§ Dataset excerpts
——
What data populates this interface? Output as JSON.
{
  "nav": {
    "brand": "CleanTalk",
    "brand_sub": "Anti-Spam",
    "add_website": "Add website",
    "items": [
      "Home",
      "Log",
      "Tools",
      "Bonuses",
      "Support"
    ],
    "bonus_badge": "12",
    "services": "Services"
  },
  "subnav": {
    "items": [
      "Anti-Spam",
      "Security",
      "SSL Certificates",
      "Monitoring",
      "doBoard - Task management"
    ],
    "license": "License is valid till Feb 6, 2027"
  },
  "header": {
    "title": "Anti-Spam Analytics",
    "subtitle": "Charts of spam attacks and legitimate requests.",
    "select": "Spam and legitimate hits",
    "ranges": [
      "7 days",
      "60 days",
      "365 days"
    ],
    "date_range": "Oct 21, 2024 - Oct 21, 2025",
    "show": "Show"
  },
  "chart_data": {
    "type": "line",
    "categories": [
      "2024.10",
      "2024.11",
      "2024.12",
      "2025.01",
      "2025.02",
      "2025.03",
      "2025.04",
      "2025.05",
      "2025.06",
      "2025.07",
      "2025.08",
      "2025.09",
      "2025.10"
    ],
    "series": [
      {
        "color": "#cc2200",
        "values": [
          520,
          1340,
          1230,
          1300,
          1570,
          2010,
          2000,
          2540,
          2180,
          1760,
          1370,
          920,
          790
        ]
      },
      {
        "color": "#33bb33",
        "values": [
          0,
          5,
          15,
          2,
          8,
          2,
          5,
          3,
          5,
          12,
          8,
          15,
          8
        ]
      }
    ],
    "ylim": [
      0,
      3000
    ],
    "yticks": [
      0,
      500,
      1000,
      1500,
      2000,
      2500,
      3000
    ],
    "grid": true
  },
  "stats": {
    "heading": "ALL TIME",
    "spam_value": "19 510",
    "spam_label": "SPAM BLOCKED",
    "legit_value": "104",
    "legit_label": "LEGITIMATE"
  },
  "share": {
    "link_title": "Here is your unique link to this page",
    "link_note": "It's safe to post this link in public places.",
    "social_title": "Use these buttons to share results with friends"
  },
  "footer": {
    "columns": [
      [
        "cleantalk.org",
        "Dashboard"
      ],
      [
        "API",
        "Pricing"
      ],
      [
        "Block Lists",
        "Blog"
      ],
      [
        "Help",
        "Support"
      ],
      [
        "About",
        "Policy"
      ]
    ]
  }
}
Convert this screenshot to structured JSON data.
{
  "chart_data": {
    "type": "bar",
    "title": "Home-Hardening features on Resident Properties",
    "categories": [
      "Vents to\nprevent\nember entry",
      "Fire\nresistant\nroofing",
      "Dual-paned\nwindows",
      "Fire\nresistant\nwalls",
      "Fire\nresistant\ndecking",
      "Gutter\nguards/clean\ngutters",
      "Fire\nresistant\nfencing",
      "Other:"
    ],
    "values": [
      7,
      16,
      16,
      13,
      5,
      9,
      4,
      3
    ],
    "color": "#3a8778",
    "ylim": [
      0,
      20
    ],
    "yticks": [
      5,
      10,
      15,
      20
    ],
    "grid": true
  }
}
——
§ Instructions to follow
Where does the word "link" appear in the listing? List each line that holds it.

§ Result for this task
    "link_title": "Here is your unique link to this page",
    "link_note": "It's safe to post this link in public places.",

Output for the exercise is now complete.